Given data:
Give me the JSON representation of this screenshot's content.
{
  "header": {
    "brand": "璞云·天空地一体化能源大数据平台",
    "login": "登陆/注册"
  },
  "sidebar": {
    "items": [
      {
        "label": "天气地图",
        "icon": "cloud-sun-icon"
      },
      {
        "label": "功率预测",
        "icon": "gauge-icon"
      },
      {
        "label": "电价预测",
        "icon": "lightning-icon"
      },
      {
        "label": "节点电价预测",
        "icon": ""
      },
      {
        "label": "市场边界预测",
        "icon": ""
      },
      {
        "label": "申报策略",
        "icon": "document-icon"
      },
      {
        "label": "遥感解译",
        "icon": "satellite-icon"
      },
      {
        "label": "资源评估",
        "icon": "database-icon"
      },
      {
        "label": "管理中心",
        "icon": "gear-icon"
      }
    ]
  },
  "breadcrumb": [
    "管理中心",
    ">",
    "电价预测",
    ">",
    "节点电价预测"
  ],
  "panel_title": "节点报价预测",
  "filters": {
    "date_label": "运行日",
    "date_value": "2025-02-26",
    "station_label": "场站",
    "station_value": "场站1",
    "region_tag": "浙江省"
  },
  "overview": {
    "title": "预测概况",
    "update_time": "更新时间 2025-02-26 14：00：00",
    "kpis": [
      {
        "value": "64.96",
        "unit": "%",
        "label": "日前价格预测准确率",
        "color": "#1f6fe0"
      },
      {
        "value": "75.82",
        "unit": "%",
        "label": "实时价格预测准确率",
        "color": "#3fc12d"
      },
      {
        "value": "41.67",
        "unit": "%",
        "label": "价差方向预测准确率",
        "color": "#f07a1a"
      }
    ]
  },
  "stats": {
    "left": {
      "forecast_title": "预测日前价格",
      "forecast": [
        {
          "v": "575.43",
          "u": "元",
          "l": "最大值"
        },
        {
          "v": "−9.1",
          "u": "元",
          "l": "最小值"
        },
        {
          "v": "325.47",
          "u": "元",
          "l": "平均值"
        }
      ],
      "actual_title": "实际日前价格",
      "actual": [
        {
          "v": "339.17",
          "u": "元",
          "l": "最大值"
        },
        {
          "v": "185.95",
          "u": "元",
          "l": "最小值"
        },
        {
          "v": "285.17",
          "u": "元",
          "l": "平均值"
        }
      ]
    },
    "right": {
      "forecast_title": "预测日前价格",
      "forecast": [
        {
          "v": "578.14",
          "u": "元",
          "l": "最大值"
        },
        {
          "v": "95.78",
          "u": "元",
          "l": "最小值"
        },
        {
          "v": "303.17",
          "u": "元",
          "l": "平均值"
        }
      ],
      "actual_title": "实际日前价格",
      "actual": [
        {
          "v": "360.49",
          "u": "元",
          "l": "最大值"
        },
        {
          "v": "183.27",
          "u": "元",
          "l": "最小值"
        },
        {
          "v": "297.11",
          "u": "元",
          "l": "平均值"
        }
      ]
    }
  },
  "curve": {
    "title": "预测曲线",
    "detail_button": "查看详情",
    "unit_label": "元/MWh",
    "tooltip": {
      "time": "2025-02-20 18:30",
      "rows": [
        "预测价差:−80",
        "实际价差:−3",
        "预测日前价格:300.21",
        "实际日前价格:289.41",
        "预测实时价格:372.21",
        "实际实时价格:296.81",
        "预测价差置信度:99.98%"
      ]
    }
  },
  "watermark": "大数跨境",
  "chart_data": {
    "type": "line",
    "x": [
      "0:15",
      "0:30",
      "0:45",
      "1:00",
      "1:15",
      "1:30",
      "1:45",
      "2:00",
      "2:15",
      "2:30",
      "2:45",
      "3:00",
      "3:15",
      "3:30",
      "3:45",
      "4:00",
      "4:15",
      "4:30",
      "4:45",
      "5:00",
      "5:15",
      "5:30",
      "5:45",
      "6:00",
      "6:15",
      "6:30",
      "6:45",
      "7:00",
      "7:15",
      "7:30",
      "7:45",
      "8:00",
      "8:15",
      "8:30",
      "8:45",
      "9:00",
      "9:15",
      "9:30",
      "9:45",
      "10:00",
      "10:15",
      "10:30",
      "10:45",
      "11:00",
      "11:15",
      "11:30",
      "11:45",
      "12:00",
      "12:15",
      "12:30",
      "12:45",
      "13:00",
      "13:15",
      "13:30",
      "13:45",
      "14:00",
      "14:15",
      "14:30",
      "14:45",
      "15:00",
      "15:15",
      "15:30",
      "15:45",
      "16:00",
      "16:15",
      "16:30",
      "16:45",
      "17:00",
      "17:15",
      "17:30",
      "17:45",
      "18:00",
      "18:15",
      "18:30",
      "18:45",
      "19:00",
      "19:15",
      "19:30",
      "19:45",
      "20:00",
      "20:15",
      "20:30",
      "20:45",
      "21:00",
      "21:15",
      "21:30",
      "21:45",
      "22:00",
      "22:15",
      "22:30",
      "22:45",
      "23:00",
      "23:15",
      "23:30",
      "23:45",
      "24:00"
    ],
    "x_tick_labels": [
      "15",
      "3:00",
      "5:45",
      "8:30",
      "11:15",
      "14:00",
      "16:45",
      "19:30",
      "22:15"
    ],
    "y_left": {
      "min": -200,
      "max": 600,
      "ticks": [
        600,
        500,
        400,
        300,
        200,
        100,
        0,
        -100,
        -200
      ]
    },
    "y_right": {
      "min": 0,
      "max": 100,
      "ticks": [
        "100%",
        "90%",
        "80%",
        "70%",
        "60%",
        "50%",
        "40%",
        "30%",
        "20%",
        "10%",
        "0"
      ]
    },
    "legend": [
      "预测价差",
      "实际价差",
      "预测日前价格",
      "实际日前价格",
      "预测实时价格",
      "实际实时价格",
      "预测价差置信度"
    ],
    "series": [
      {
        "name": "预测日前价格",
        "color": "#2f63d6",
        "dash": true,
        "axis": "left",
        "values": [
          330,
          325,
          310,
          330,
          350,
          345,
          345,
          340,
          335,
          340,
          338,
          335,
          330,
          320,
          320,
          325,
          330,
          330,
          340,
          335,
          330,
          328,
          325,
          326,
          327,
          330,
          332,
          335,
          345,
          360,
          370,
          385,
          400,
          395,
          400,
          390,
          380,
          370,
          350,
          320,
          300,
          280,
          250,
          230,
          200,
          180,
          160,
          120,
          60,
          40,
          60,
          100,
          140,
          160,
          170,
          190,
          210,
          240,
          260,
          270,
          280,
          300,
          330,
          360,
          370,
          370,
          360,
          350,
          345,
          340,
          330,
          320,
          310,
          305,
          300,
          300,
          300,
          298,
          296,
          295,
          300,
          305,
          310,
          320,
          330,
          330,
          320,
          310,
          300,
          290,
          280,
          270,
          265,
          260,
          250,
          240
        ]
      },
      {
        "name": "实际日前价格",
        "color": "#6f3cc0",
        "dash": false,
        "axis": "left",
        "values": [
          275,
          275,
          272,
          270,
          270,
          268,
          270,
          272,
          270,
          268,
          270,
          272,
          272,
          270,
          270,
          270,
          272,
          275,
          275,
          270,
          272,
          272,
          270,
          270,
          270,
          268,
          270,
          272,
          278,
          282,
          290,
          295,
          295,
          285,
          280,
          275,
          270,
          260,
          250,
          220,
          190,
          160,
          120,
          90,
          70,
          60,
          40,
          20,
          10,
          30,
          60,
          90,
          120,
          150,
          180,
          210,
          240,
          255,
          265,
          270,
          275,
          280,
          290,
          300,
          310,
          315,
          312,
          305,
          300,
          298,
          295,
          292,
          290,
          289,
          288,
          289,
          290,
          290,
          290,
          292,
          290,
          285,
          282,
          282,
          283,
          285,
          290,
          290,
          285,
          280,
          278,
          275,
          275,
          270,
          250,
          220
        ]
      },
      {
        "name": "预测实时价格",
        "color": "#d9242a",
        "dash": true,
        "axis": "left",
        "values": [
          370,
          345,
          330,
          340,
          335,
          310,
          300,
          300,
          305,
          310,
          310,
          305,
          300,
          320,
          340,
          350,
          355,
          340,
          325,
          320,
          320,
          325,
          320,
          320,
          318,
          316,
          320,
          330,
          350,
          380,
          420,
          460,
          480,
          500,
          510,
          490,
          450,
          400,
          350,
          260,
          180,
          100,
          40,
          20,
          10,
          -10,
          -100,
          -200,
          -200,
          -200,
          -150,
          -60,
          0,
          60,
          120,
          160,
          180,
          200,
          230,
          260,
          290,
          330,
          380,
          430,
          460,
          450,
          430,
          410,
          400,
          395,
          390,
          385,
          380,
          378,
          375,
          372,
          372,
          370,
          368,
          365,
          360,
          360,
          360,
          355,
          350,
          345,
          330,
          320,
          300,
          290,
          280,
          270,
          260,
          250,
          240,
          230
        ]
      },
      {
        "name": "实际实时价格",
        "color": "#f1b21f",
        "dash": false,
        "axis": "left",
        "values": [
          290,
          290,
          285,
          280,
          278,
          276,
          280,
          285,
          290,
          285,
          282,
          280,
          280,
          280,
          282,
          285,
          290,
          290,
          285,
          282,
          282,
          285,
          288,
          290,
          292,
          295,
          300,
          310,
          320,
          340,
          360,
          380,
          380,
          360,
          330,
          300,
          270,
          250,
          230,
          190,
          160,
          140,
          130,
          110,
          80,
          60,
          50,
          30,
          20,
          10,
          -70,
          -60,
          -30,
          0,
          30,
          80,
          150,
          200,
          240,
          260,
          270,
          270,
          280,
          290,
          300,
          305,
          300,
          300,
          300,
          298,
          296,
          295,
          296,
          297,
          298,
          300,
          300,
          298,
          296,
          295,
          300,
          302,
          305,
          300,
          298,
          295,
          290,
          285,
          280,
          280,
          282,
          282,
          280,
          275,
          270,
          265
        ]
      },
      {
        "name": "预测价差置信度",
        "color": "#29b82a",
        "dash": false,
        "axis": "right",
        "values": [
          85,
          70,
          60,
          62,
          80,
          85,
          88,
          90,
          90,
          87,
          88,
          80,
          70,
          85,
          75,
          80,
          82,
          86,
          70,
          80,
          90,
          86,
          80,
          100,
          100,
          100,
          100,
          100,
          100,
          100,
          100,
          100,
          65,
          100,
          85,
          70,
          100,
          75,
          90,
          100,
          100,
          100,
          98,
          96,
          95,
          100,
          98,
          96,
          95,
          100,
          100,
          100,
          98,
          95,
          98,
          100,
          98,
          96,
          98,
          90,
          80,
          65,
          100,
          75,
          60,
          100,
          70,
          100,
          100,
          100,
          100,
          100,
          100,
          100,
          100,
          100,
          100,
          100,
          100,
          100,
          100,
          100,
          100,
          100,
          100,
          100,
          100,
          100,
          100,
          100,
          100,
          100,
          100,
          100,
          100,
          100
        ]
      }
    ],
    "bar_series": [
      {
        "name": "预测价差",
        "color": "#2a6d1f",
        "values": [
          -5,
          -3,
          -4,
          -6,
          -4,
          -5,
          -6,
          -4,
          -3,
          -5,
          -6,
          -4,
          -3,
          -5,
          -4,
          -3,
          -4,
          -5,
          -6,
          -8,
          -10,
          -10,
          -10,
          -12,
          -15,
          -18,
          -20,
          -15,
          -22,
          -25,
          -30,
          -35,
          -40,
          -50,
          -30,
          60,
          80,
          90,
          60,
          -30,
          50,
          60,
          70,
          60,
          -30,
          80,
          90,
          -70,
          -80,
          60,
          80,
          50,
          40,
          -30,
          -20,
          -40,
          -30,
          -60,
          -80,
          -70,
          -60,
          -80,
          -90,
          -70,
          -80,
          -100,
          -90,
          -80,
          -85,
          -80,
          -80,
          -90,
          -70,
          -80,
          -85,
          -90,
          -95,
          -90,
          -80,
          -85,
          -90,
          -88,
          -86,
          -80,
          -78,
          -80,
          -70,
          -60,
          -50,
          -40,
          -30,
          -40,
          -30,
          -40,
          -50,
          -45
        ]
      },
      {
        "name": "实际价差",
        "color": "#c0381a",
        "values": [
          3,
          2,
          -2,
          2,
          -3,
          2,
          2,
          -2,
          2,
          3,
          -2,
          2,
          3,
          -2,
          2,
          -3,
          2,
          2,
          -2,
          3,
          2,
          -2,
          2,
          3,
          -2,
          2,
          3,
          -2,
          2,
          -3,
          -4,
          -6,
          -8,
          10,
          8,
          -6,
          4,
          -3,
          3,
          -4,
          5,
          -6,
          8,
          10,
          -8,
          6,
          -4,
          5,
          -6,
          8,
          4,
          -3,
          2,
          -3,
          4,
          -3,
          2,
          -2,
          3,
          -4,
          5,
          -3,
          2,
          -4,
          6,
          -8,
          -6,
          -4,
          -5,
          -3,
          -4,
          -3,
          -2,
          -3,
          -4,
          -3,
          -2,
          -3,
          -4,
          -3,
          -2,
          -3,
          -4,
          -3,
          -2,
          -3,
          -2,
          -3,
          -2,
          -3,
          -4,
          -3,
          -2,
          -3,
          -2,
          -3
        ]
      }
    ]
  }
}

To do: Only lines with the word "预测日前价格" should be collected from the material.

Answer to the problem:
      "forecast_title": "预测日前价格",
      "forecast_title": "预测日前价格",
        "预测日前价格:300.21",
      "预测日前价格",
        "name": "预测日前价格",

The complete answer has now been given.